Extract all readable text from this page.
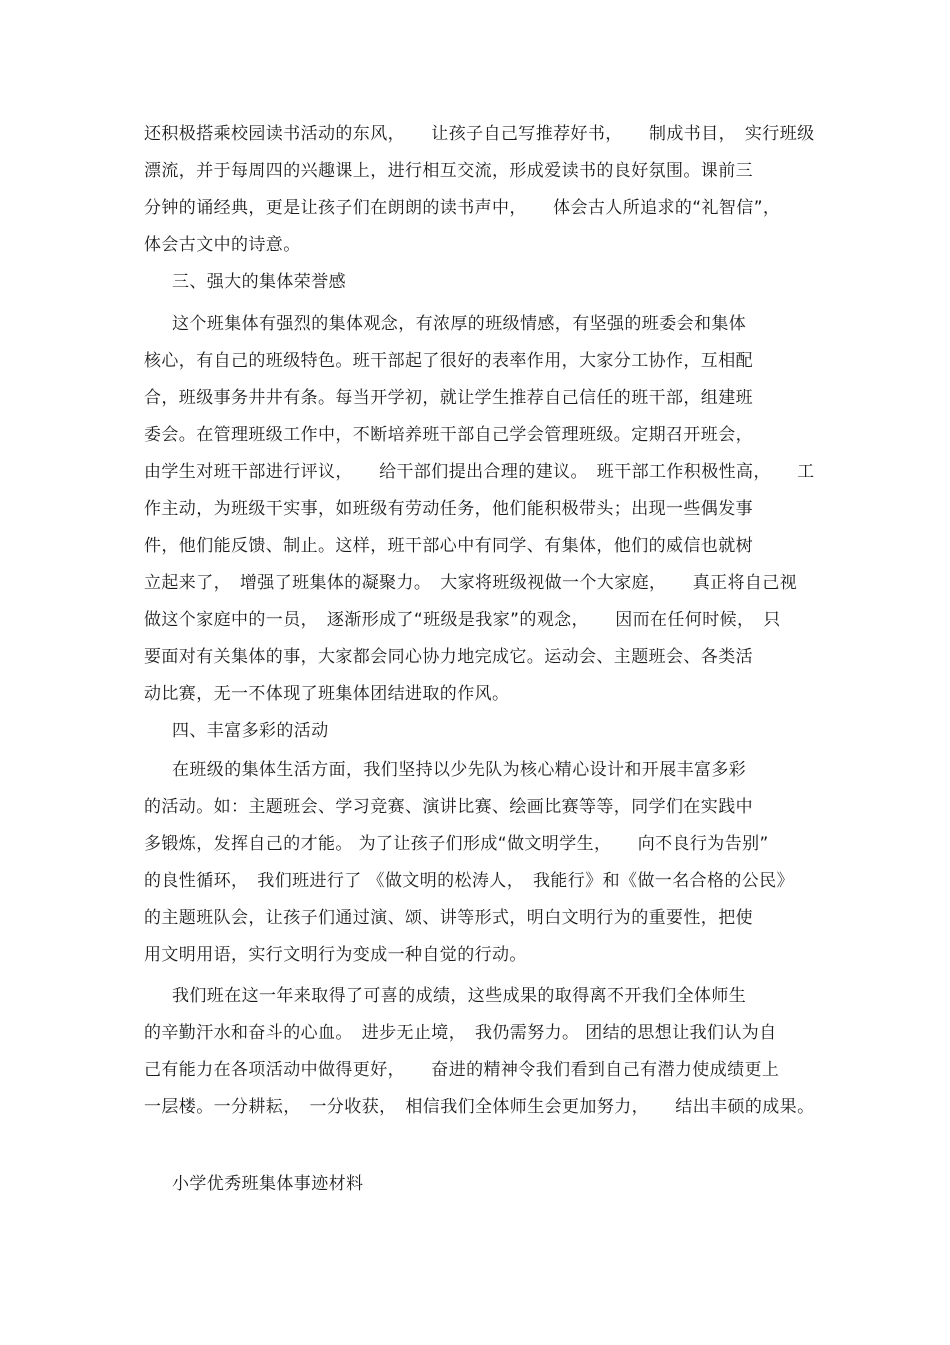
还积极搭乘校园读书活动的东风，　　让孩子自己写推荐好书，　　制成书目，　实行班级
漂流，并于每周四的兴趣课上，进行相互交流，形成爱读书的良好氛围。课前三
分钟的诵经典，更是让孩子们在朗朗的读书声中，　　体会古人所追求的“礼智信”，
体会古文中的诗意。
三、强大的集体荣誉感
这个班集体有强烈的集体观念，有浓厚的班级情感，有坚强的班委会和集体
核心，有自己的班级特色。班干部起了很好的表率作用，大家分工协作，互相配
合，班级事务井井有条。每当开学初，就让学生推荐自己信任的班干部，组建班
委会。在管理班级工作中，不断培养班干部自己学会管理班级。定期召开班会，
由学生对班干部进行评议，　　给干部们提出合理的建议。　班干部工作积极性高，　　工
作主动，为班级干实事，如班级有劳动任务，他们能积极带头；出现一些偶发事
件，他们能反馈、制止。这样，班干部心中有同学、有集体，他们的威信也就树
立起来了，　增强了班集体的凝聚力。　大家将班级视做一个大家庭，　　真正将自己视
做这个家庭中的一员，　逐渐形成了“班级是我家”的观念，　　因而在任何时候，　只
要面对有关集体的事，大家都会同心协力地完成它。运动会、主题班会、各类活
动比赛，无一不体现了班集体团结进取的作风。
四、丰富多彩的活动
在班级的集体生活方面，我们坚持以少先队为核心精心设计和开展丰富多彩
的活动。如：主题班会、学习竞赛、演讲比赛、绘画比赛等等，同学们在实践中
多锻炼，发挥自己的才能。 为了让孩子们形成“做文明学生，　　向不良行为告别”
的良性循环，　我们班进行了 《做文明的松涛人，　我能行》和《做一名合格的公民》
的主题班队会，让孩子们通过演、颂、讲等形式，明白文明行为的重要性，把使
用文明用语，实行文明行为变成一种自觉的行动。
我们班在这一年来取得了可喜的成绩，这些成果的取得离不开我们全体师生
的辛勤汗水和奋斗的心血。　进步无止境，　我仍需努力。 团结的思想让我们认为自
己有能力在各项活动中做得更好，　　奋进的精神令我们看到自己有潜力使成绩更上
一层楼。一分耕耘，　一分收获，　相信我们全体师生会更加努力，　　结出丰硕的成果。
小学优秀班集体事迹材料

● ● ● ●

How many lines in the records hold the string "主题班会"? Reply with the number alone.

● THE RESULT: 2